**DIRECTION:** Every record must be repeated exactly; omit any pictures they contain.

**THE INPUT:**

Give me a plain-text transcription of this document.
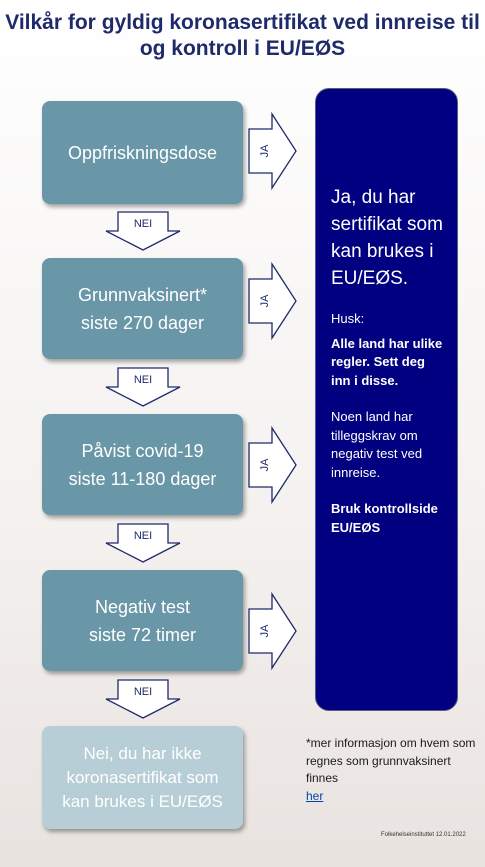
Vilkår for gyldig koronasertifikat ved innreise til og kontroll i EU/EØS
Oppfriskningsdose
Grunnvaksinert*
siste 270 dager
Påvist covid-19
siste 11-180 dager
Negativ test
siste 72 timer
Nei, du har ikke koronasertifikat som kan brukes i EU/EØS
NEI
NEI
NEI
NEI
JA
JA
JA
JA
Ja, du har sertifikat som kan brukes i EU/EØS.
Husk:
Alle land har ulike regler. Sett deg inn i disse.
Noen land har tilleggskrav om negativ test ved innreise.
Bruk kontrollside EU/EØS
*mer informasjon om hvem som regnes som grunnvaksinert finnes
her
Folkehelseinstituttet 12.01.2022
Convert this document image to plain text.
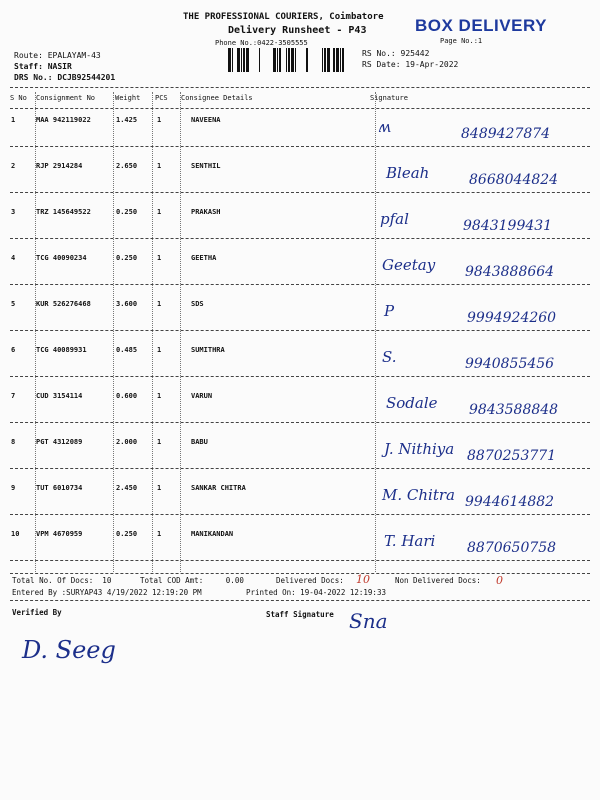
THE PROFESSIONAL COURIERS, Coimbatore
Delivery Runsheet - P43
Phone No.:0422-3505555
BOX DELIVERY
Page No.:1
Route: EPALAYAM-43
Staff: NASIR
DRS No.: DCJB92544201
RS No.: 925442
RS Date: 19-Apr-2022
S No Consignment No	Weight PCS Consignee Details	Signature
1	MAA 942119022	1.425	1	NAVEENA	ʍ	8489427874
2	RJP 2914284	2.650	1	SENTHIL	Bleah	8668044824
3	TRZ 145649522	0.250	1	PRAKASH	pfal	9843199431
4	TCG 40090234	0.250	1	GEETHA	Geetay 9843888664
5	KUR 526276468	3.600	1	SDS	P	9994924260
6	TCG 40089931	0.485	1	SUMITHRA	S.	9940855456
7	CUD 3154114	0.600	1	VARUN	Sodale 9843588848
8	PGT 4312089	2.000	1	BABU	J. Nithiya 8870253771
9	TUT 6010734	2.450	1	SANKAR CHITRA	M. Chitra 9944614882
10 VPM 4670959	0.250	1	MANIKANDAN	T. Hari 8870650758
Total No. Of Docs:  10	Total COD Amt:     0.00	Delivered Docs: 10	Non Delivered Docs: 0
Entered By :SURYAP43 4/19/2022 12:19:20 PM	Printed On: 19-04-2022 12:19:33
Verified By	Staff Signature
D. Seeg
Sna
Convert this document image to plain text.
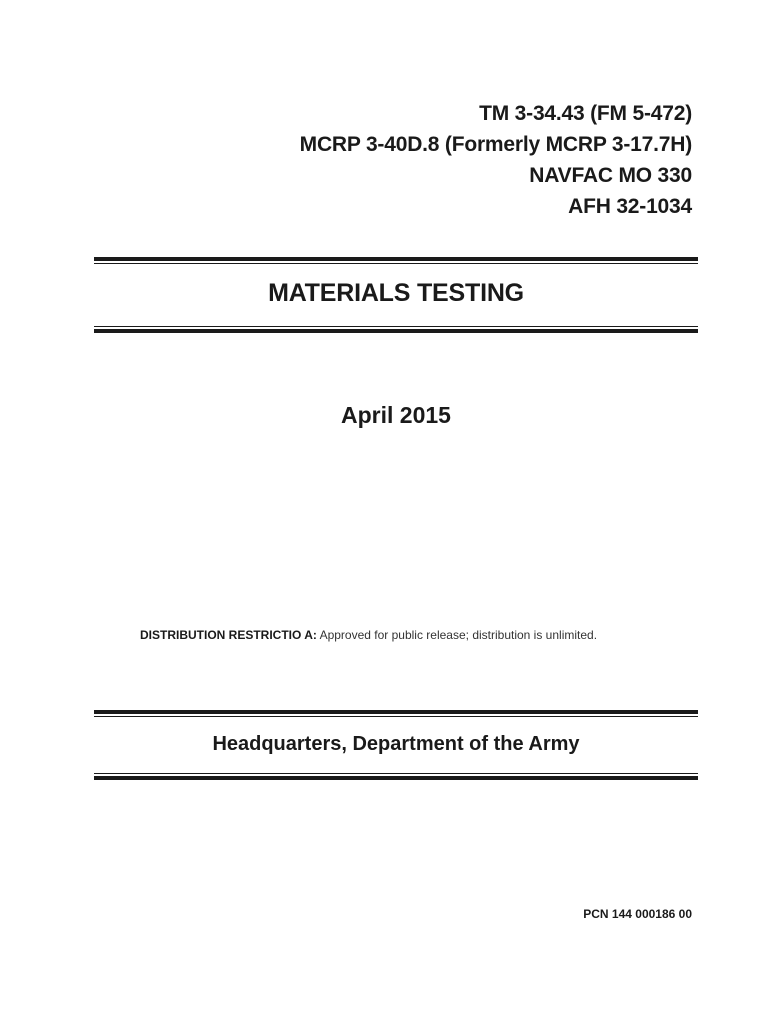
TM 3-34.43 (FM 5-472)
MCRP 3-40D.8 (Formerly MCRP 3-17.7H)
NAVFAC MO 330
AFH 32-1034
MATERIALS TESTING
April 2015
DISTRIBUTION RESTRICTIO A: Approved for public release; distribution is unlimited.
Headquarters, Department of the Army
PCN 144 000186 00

**COMPLETE RESPONSE:**
Give me a plain-text transcription of this document.
Vilkår for gyldig koronasertifikat ved innreise til og kontroll i EU/EØS
Oppfriskningsdose
Grunnvaksinert*
siste 270 dager
Påvist covid-19
siste 11-180 dager
Negativ test
siste 72 timer
Nei, du har ikke koronasertifikat som kan brukes i EU/EØS
NEI
NEI
NEI
NEI
JA
JA
JA
JA
Ja, du har sertifikat som kan brukes i EU/EØS.
Husk:
Alle land har ulike regler. Sett deg inn i disse.
Noen land har tilleggskrav om negativ test ved innreise.
Bruk kontrollside EU/EØS
*mer informasjon om hvem som regnes som grunnvaksinert finnes
her
Folkehelseinstituttet 12.01.2022
Convert this document image to plain text.
THE PROFESSIONAL COURIERS, Coimbatore
Delivery Runsheet - P43
Phone No.:0422-3505555
BOX DELIVERY
Page No.:1
Route: EPALAYAM-43
Staff: NASIR
DRS No.: DCJB92544201
RS No.: 925442
RS Date: 19-Apr-2022
S No Consignment No	Weight PCS Consignee Details	Signature
1	MAA 942119022	1.425	1	NAVEENA	ʍ	8489427874
2	RJP 2914284	2.650	1	SENTHIL	Bleah	8668044824
3	TRZ 145649522	0.250	1	PRAKASH	pfal	9843199431
4	TCG 40090234	0.250	1	GEETHA	Geetay 9843888664
5	KUR 526276468	3.600	1	SDS	P	9994924260
6	TCG 40089931	0.485	1	SUMITHRA	S.	9940855456
7	CUD 3154114	0.600	1	VARUN	Sodale 9843588848
8	PGT 4312089	2.000	1	BABU	J. Nithiya 8870253771
9	TUT 6010734	2.450	1	SANKAR CHITRA	M. Chitra 9944614882
10 VPM 4670959	0.250	1	MANIKANDAN	T. Hari 8870650758
Total No. Of Docs:  10	Total COD Amt:     0.00	Delivered Docs: 10	Non Delivered Docs: 0
Entered By :SURYAP43 4/19/2022 12:19:20 PM	Printed On: 19-04-2022 12:19:33
Verified By	Staff Signature
D. Seeg
Sna
Convert this document image to plain text.
TM 3-34.43 (FM 5-472)
MCRP 3-40D.8 (Formerly MCRP 3-17.7H)
NAVFAC MO 330
AFH 32-1034
MATERIALS TESTING
April 2015
DISTRIBUTION RESTRICTIO A: Approved for public release; distribution is unlimited.
Headquarters, Department of the Army
PCN 144 000186 00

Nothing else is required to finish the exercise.